** start of ROWS **

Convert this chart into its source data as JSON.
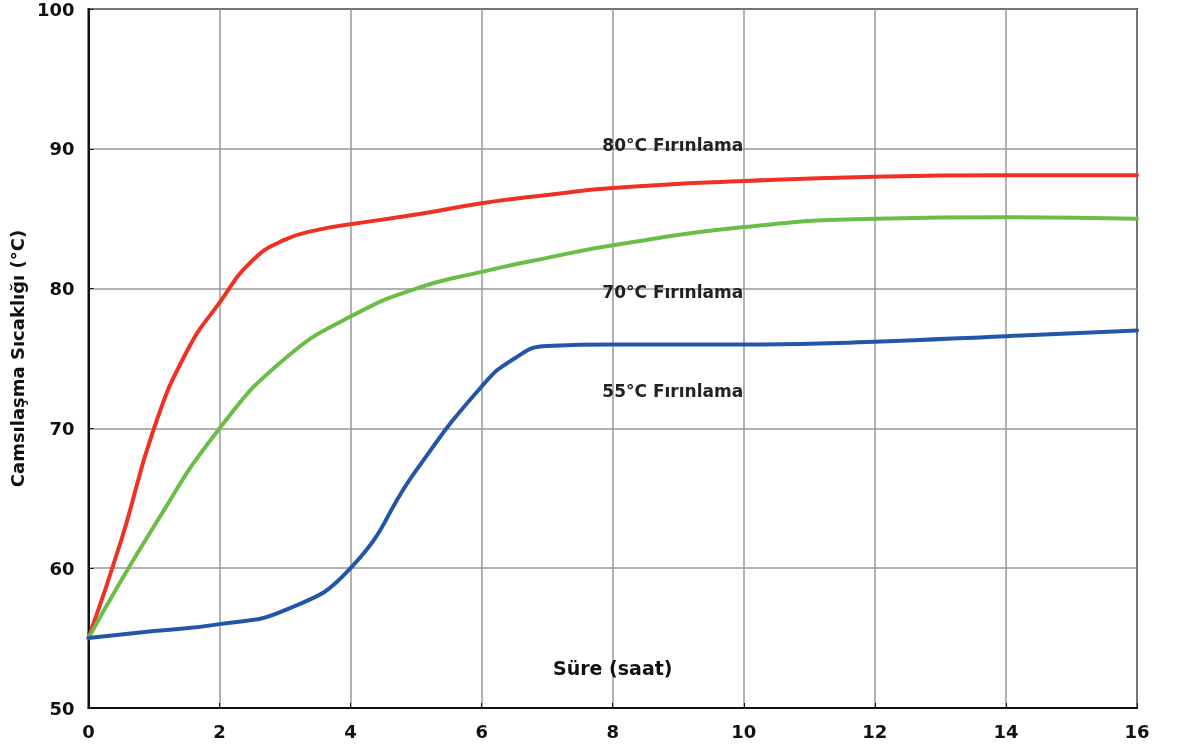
{
  "chart_data": {
    "type": "line",
    "xlabel": "Süre (saat)",
    "ylabel": "Camsılaşma Sıcaklığı (°C)",
    "xlim": [
      0,
      16
    ],
    "xticks": [
      0,
      2,
      4,
      6,
      8,
      10,
      12,
      14,
      16
    ],
    "ylim": [
      50,
      100
    ],
    "yticks": [
      50,
      60,
      70,
      80,
      90,
      100
    ],
    "grid": true,
    "legend": false,
    "marker": "none",
    "line_style": "solid",
    "series": [
      {
        "name": "80°C Fırınlama",
        "color": "#ee3124",
        "x": [
          0,
          0.5,
          1,
          1.5,
          2,
          2.5,
          3,
          3.5,
          4,
          5,
          6,
          7,
          8,
          10,
          12,
          14,
          16
        ],
        "values": [
          55,
          62,
          70,
          75.5,
          79,
          82,
          83.5,
          84.2,
          84.6,
          85.3,
          86.1,
          86.7,
          87.2,
          87.7,
          88,
          88.1,
          88.1
        ]
      },
      {
        "name": "70°C Fırınlama",
        "color": "#6abd45",
        "x": [
          0,
          1,
          2,
          3,
          4,
          5,
          6,
          7,
          8,
          10,
          12,
          14,
          16
        ],
        "values": [
          55,
          63,
          70,
          75,
          78,
          80,
          81.2,
          82.2,
          83.1,
          84.4,
          85,
          85.1,
          85
        ]
      },
      {
        "name": "55°C Fırınlama",
        "color": "#2356a8",
        "x": [
          0,
          1,
          2,
          3,
          4,
          5,
          6,
          6.5,
          7,
          8,
          10,
          12,
          14,
          16
        ],
        "values": [
          55,
          55.5,
          56,
          57,
          60,
          67,
          73,
          75,
          75.9,
          76,
          76,
          76.2,
          76.6,
          77
        ]
      }
    ]
  }
}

** end of ROWS **

**DIRECTION:** In the entries above, find each line with the word "name" and show it.

**TASK ANSWER:**
        "name": "80°C Fırınlama",
        "name": "70°C Fırınlama",
        "name": "55°C Fırınlama",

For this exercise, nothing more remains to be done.